— Begin —

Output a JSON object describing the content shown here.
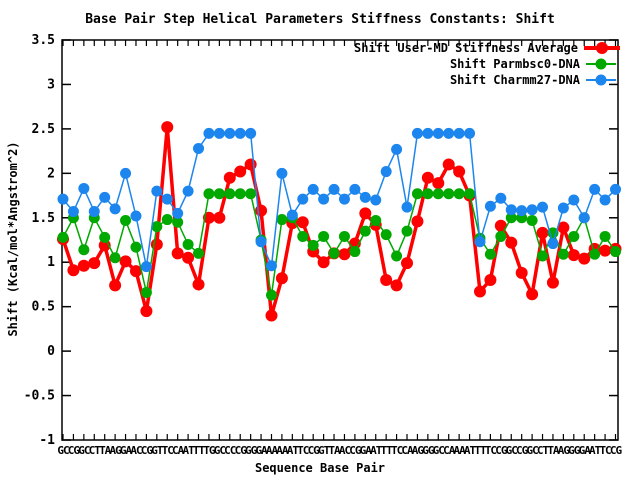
{
  "chart_data": {
    "type": "line",
    "title": "Base Pair Step Helical Parameters Stiffness Constants: Shift",
    "xlabel": "Sequence Base Pair",
    "ylabel": "Shift (Kcal/mol*Angstrom^2)",
    "ylim": [
      -1,
      3.5
    ],
    "ytick_labels": [
      "3.5",
      "3",
      "2.5",
      "2",
      "1.5",
      "1",
      "0.5",
      "0",
      "-0.5",
      "-1"
    ],
    "ytick_values": [
      3.5,
      3,
      2.5,
      2,
      1.5,
      1,
      0.5,
      0,
      -0.5,
      -1
    ],
    "grid": "off",
    "legend_position": "top-right-inside",
    "categories": [
      "GC",
      "CG",
      "GC",
      "CT",
      "TA",
      "AG",
      "GA",
      "AC",
      "CG",
      "GT",
      "TC",
      "CA",
      "AT",
      "TT",
      "TG",
      "GC",
      "CC",
      "CG",
      "GG",
      "GA",
      "AA",
      "AA",
      "AT",
      "TC",
      "CG",
      "GT",
      "TA",
      "AC",
      "CG",
      "GA",
      "AT",
      "TT",
      "TC",
      "CA",
      "AG",
      "GG",
      "GC",
      "CA",
      "AA",
      "AT",
      "TT",
      "TC",
      "CG",
      "GC",
      "CG",
      "GC",
      "CT",
      "TA",
      "AG",
      "GG",
      "GA",
      "AT",
      "TC",
      "CG"
    ],
    "series": [
      {
        "name": "Shift User-MD Stiffness Average",
        "color": "#ff0000",
        "marker_radius": 6,
        "line_width": 3.5,
        "values": [
          1.26,
          0.91,
          0.96,
          0.99,
          1.19,
          0.74,
          1.01,
          0.9,
          0.45,
          1.2,
          2.52,
          1.1,
          1.05,
          0.75,
          1.5,
          1.5,
          1.95,
          2.02,
          2.1,
          1.58,
          0.4,
          0.82,
          1.44,
          1.45,
          1.12,
          1.0,
          1.1,
          1.09,
          1.21,
          1.55,
          1.42,
          0.8,
          0.74,
          0.99,
          1.46,
          1.95,
          1.89,
          2.1,
          2.02,
          1.75,
          0.67,
          0.8,
          1.41,
          1.22,
          0.88,
          0.64,
          1.33,
          0.77,
          1.39,
          1.08,
          1.04,
          1.15,
          1.13,
          1.15
        ]
      },
      {
        "name": "Shift Parmbsc0-DNA",
        "color": "#00a800",
        "marker_radius": 5.5,
        "line_width": 1.5,
        "values": [
          1.28,
          1.5,
          1.14,
          1.5,
          1.28,
          1.05,
          1.47,
          1.17,
          0.66,
          1.4,
          1.48,
          1.45,
          1.2,
          1.1,
          1.77,
          1.77,
          1.77,
          1.77,
          1.77,
          1.25,
          0.63,
          1.48,
          1.5,
          1.29,
          1.19,
          1.29,
          1.1,
          1.29,
          1.12,
          1.35,
          1.47,
          1.31,
          1.07,
          1.35,
          1.77,
          1.77,
          1.77,
          1.77,
          1.77,
          1.77,
          1.27,
          1.09,
          1.29,
          1.5,
          1.5,
          1.47,
          1.07,
          1.33,
          1.09,
          1.29,
          1.5,
          1.09,
          1.29,
          1.12
        ]
      },
      {
        "name": "Shift Charmm27-DNA",
        "color": "#1c86ee",
        "marker_radius": 5.5,
        "line_width": 1.5,
        "values": [
          1.71,
          1.57,
          1.83,
          1.57,
          1.73,
          1.6,
          2.0,
          1.52,
          0.95,
          1.8,
          1.71,
          1.55,
          1.8,
          2.28,
          2.45,
          2.45,
          2.45,
          2.45,
          2.45,
          1.23,
          0.96,
          2.0,
          1.53,
          1.71,
          1.82,
          1.71,
          1.82,
          1.71,
          1.82,
          1.73,
          1.7,
          2.02,
          2.27,
          1.62,
          2.45,
          2.45,
          2.45,
          2.45,
          2.45,
          2.45,
          1.23,
          1.63,
          1.72,
          1.59,
          1.58,
          1.59,
          1.62,
          1.21,
          1.61,
          1.7,
          1.5,
          1.82,
          1.7,
          1.82
        ]
      }
    ]
  }
}
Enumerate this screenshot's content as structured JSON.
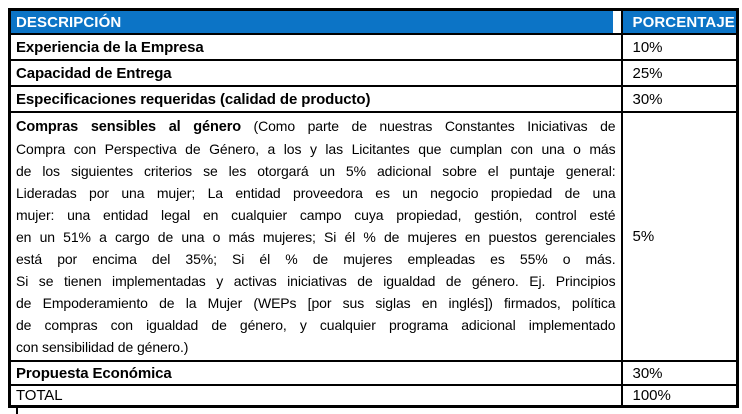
{
  "document": {
    "table": {
      "columns": {
        "description": "DESCRIPCIÓN",
        "percentage": "PORCENTAJE"
      },
      "rows": [
        {
          "description": "Experiencia de la Empresa",
          "percentage": "10%"
        },
        {
          "description": "Capacidad de Entrega",
          "percentage": "25%"
        },
        {
          "description": "Especificaciones requeridas (calidad de producto)",
          "percentage": "30%"
        },
        {
          "description_lead": "Compras sensibles al género",
          "description_lines": [
            " (Como parte de nuestras Constantes Iniciativas de",
            "Compra con Perspectiva de Género, a los y las Licitantes que cumplan con una o más",
            "de los siguientes criterios se les otorgará un 5% adicional sobre el puntaje general:",
            "Lideradas por una mujer; La entidad proveedora es un negocio propiedad de una",
            "mujer: una entidad legal en cualquier campo cuya propiedad, gestión, control esté",
            "en un 51% a cargo de una o más mujeres; Si él % de mujeres en puestos gerenciales",
            "está por encima del 35%; Si él % de mujeres empleadas es 55% o más.",
            "Si se tienen implementadas y activas iniciativas de igualdad de género. Ej. Principios",
            "de Empoderamiento de la Mujer (WEPs [por sus siglas en inglés]) firmados, política",
            "de compras con igualdad de género, y cualquier programa adicional implementado",
            "con sensibilidad de género.)"
          ],
          "percentage": "5%"
        },
        {
          "description": "Propuesta Económica",
          "percentage": "30%"
        },
        {
          "description": "TOTAL",
          "percentage": "100%"
        }
      ]
    },
    "colors": {
      "header_bg": "#0C74C6",
      "header_text": "#FFFFFF",
      "border": "#000000",
      "page_bg": "#FFFFFF"
    }
  }
}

— End —

### WORK INSTRUCTIONS:
Filter the records, keeping only lines that contain "mujeres", and show those lines.

### COMPLETE ANSWER:
            "en un 51% a cargo de una o más mujeres; Si él % de mujeres en puestos gerenciales",
            "está por encima del 35%; Si él % de mujeres empleadas es 55% o más.",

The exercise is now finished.